* BRIEF:
Using the passage on leadership and presence below, decide whether each statement agrees with it. Answer yes or no for each and quote the words that decide it. (a) The writer stays in the fields because no one else is available to do the work. (b) The writer says the question is sometimes hidden behind strategy and efficiency. (c) The writer finds the model of instructing from a distance in Jesus.

* DOCUMENT PASSAGE:
_____

Leadership, Presence, and the Gospel Lived Among the Broken

People ask me a question more often than they realize. Sometimes it’s spoken plainly. Sometimes it’s wrapped in concern. Sometimes it’s hidden behind strategy and efficiency. But it usually sounds something like this: “Scott, why are you still in the fields?” Why are you in the jails every week? Why are you in the streets?

Why are you working side-by-side with the team on mountains, in heat, in danger, in places where most leaders would say their time could be better spent leading or preparing messages to feed the sheep? Don’t you have people to do that now? Couldn’t you be using your time more effectively?


And my answer is always the same—absolutely not.


I don’t stay in the fields because there’s no one else to do the work. I stay because this is where the work speaks. This is where the message is formed. This is where leadership stays honest. This is where the Gospel remains flesh and blood instead of theory. Somewhere along the way, we adopted a quiet belief that leadership graduates out of proximity. That once you reach a certain level, you no longer have to be present. You manage. You delegate. You instruct from a distance. But I don’t see that model in Jesus.

_____

* DATA EXTRACT:
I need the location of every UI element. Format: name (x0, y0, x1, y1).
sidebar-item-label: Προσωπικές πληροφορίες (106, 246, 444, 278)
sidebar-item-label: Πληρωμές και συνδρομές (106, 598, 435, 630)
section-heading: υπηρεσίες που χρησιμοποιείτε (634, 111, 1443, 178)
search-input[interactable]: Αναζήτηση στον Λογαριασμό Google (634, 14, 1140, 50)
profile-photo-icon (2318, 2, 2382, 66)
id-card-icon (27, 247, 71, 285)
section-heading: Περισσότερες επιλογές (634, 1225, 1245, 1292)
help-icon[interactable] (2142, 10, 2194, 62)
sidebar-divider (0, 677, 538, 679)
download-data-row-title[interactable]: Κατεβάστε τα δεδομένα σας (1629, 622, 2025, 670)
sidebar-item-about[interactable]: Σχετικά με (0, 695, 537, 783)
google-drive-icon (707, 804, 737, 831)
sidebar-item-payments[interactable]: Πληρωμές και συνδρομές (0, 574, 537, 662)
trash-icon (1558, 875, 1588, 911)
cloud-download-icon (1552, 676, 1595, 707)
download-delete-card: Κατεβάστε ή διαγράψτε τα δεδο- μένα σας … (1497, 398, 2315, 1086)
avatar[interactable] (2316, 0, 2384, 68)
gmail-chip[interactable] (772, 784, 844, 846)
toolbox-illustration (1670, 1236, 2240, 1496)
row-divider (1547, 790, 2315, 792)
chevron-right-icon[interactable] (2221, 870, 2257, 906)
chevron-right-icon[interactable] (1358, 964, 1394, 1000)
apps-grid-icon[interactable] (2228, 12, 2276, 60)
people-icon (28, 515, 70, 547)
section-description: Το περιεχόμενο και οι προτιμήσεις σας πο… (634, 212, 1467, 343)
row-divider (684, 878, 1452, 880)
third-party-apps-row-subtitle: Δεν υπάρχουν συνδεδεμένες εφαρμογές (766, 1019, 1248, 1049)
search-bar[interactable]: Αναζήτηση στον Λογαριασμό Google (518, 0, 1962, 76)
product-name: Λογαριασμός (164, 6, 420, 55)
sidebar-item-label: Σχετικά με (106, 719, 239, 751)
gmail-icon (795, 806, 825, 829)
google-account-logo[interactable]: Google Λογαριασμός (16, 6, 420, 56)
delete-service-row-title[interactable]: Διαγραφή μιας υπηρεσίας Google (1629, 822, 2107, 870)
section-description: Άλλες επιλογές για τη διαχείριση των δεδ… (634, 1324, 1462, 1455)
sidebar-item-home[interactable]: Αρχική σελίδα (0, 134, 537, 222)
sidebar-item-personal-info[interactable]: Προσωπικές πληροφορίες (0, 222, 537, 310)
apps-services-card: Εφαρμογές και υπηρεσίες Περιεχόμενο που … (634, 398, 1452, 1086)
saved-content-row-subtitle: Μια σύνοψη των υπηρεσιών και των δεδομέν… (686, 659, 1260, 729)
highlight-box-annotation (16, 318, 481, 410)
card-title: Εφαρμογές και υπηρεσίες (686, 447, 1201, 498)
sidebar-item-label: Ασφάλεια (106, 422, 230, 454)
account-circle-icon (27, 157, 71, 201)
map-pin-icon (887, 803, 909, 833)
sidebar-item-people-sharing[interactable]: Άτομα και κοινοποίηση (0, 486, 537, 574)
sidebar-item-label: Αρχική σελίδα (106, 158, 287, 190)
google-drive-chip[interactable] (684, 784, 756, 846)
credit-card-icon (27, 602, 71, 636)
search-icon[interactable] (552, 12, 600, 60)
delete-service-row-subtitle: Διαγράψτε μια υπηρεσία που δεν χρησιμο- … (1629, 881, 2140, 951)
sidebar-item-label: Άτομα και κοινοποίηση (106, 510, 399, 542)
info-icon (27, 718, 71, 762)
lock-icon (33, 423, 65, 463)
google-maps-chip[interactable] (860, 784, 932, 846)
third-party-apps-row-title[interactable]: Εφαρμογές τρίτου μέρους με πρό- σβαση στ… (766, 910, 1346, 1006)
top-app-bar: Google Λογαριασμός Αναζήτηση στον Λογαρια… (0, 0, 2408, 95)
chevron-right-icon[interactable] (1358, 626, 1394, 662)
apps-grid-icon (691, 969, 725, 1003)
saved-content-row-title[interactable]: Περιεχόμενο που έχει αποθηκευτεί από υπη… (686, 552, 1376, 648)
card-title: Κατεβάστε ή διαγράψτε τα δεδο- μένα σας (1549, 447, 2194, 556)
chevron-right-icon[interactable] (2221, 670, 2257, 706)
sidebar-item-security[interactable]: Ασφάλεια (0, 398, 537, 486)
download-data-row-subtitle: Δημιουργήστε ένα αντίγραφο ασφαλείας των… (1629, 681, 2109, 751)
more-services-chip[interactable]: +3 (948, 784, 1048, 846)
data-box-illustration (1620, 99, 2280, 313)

_____

* ANSWER FOR THE TASK:
(a) No: "I don’t stay in the fields because there’s no one else to do the work."
(b) Yes: "Sometimes it’s hidden behind strategy and efficiency."
(c) No: "But I don’t see that model in Jesus."